+++ INFORMATION GIVEN +++
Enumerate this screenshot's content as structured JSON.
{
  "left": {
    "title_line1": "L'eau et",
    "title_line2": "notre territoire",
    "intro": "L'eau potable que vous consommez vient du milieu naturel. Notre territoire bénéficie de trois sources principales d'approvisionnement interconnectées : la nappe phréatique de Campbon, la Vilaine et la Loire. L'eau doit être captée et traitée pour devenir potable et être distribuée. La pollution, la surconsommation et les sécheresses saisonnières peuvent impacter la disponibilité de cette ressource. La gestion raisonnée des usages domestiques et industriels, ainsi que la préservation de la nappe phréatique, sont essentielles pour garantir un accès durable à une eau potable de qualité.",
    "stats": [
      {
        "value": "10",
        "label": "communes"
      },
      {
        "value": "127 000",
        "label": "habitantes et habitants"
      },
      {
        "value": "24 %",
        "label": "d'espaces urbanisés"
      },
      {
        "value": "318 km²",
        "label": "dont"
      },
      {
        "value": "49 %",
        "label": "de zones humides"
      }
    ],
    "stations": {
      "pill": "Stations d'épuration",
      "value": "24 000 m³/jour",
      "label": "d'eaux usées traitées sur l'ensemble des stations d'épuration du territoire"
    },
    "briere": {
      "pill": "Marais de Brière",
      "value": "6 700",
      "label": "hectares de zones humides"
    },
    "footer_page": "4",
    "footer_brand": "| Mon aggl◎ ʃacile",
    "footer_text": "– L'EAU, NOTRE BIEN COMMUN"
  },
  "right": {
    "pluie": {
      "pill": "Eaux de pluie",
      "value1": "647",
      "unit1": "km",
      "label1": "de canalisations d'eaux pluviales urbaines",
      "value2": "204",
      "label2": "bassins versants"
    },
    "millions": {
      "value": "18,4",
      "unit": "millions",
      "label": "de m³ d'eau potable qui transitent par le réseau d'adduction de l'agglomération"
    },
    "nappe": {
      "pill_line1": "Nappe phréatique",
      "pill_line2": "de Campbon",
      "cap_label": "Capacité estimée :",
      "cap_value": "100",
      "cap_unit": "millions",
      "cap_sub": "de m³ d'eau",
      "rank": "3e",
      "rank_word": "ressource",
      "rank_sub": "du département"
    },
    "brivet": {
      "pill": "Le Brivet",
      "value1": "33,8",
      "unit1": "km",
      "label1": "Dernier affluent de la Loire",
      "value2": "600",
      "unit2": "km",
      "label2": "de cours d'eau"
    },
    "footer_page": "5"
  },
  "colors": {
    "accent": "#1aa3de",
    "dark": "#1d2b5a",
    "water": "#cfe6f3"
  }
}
+++
GIVEN REQUEST: Would you copy out each line exactly as written?

CORRECT ANSWER:
Enumerate this screenshot's content as structured JSON.
{
  "left": {
    "title_line1": "L'eau et",
    "title_line2": "notre territoire",
    "intro": "L'eau potable que vous consommez vient du milieu naturel. Notre territoire bénéficie de trois sources principales d'approvisionnement interconnectées : la nappe phréatique de Campbon, la Vilaine et la Loire. L'eau doit être captée et traitée pour devenir potable et être distribuée. La pollution, la surconsommation et les sécheresses saisonnières peuvent impacter la disponibilité de cette ressource. La gestion raisonnée des usages domestiques et industriels, ainsi que la préservation de la nappe phréatique, sont essentielles pour garantir un accès durable à une eau potable de qualité.",
    "stats": [
      {
        "value": "10",
        "label": "communes"
      },
      {
        "value": "127 000",
        "label": "habitantes et habitants"
      },
      {
        "value": "24 %",
        "label": "d'espaces urbanisés"
      },
      {
        "value": "318 km²",
        "label": "dont"
      },
      {
        "value": "49 %",
        "label": "de zones humides"
      }
    ],
    "stations": {
      "pill": "Stations d'épuration",
      "value": "24 000 m³/jour",
      "label": "d'eaux usées traitées sur l'ensemble des stations d'épuration du territoire"
    },
    "briere": {
      "pill": "Marais de Brière",
      "value": "6 700",
      "label": "hectares de zones humides"
    },
    "footer_page": "4",
    "footer_brand": "| Mon aggl◎ ʃacile",
    "footer_text": "– L'EAU, NOTRE BIEN COMMUN"
  },
  "right": {
    "pluie": {
      "pill": "Eaux de pluie",
      "value1": "647",
      "unit1": "km",
      "label1": "de canalisations d'eaux pluviales urbaines",
      "value2": "204",
      "label2": "bassins versants"
    },
    "millions": {
      "value": "18,4",
      "unit": "millions",
      "label": "de m³ d'eau potable qui transitent par le réseau d'adduction de l'agglomération"
    },
    "nappe": {
      "pill_line1": "Nappe phréatique",
      "pill_line2": "de Campbon",
      "cap_label": "Capacité estimée :",
      "cap_value": "100",
      "cap_unit": "millions",
      "cap_sub": "de m³ d'eau",
      "rank": "3e",
      "rank_word": "ressource",
      "rank_sub": "du département"
    },
    "brivet": {
      "pill": "Le Brivet",
      "value1": "33,8",
      "unit1": "km",
      "label1": "Dernier affluent de la Loire",
      "value2": "600",
      "unit2": "km",
      "label2": "de cours d'eau"
    },
    "footer_page": "5"
  },
  "colors": {
    "accent": "#1aa3de",
    "dark": "#1d2b5a",
    "water": "#cfe6f3"
  }
}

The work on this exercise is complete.